* [TUGAS]:
a) Menurut teks tentang penutupan Google Plus, mulai tanggal berapa platform tersebut ditutup untuk selamanya?
b) Kembalikan salinan persis bagian teks tentang penutupan Google Plus, yaitu rentang dari "Hanya saja, penyedia" hingga "alamat email pengguna.".
c) Teruskan teks tentang penutupan Google Plus, dimulai setelah kalimat terakhir yang ditampilkan.

Hanya saja, penyedia layanan melindungi "kepemilikan" atas nama domain tersebut dengan cara "menguncinya" supaya tidak ada nama yang identik sama persis. Kalau mirip itu jelas tidak bisa dihindari.
Perlindungan atas kepemilikan konten ini lah yang membuat beberapa penyedia layanan media sosial mempersilahkan pengguna untuk mengunduh data-data mereka sebelum layanan mereka ditutup.
Seperti yang dilakukan Google Plus. Mulai 2 April 2019, platform media sosial dari Google ini akan ditutup untuk selamanya. Jauh hari sebelum hari-H, Google mempersilahkan pengguna untuk mengunduh data-data yang sudah diunggah. Selain berbentuk pemberitahuan langsung di platform, Google Plus juga mengirim pemberitahuan ke alamat email pengguna.
Kebijakan ini tentu saja tidak dilakukan apabila akun kita melanggar ketentuan layanan, yang mengakibatkan akun kita ditutup/dihapus secara sepihak.

* [BAHAN]:
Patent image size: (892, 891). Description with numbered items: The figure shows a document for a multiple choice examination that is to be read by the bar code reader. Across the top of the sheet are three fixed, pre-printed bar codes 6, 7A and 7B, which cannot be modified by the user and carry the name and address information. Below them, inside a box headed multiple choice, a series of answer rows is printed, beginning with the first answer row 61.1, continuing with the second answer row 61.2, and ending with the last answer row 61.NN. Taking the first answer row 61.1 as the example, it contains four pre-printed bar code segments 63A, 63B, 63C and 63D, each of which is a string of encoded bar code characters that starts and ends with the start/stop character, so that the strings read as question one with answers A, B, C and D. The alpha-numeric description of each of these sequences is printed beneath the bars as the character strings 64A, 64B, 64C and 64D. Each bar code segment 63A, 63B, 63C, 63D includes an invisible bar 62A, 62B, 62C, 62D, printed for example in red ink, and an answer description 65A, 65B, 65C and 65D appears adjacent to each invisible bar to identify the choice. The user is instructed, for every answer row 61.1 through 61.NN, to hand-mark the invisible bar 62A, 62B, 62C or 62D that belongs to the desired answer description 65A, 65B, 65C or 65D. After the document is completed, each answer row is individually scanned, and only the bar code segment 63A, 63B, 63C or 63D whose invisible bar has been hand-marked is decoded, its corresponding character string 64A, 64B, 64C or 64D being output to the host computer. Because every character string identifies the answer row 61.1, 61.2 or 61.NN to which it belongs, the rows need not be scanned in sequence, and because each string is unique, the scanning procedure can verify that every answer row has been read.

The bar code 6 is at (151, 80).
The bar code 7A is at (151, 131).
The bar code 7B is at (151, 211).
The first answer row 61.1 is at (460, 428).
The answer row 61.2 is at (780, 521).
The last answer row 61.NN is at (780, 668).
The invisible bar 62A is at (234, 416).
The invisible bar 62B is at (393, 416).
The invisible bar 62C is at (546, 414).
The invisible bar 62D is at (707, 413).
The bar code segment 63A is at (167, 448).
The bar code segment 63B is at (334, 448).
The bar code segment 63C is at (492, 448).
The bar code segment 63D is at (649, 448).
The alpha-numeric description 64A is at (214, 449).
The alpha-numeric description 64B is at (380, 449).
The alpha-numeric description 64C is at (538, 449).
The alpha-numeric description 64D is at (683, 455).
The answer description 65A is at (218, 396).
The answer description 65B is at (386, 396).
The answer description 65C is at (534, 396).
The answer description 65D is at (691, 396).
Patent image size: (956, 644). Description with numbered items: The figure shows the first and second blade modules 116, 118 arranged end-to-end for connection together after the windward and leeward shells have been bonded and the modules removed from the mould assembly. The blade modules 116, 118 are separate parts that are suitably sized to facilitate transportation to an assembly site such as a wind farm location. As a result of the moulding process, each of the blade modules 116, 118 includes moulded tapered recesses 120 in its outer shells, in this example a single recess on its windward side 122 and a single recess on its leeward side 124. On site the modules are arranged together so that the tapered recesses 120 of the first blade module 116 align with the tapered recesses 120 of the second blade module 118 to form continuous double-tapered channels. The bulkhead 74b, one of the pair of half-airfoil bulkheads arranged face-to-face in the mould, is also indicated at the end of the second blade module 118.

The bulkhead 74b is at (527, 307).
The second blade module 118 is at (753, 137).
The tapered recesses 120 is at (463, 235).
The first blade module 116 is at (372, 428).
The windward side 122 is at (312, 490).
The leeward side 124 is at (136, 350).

* [JAWABAN]:
a) Mulai 2 April 2019.

b)
Hanya saja, penyedia layanan melindungi "kepemilikan" atas nama domain tersebut dengan cara "menguncinya" supaya tidak ada nama yang identik sama persis. Kalau mirip itu jelas tidak bisa dihindari.
Perlindungan atas kepemilikan konten ini lah yang membuat beberapa penyedia layanan media sosial mempersilahkan pengguna untuk mengunduh data-data mereka sebelum layanan mereka ditutup.
Seperti yang dilakukan Google Plus. Mulai 2 April 2019, platform media sosial dari Google ini akan ditutup untuk selamanya. Jauh hari sebelum hari-H, Google mempersilahkan pengguna untuk mengunduh data-data yang sudah diunggah. Selain berbentuk pemberitahuan langsung di platform, Google Plus juga mengirim pemberitahuan ke alamat email pengguna.

c)
Belajar dari kasus gugatan Abu Janda tersebut, kita semestinya bisa memahami, seperti apa konsep kepemilikan dari properti digital. Apa yang sudah terlanjur kita anggap sebagai hak milik di dunia digital, ternyata bukan benar-benar menjadi hak milik kita. Kita hanya sekedar diberi kesempatan untuk menggunakan lisensi atau fitur dari penyedia layanan dengan perjanjian yang mengikat, baik itu dalam pemanfaatannya atau jangka waktunya.
Pada titik ini, istilah "Kepemilikan properti digital" sepertinya kurang tepat. Mungkin frasa "rental digital" bisa menjadi istilah yang lebih tepat untuk menggambarkannya.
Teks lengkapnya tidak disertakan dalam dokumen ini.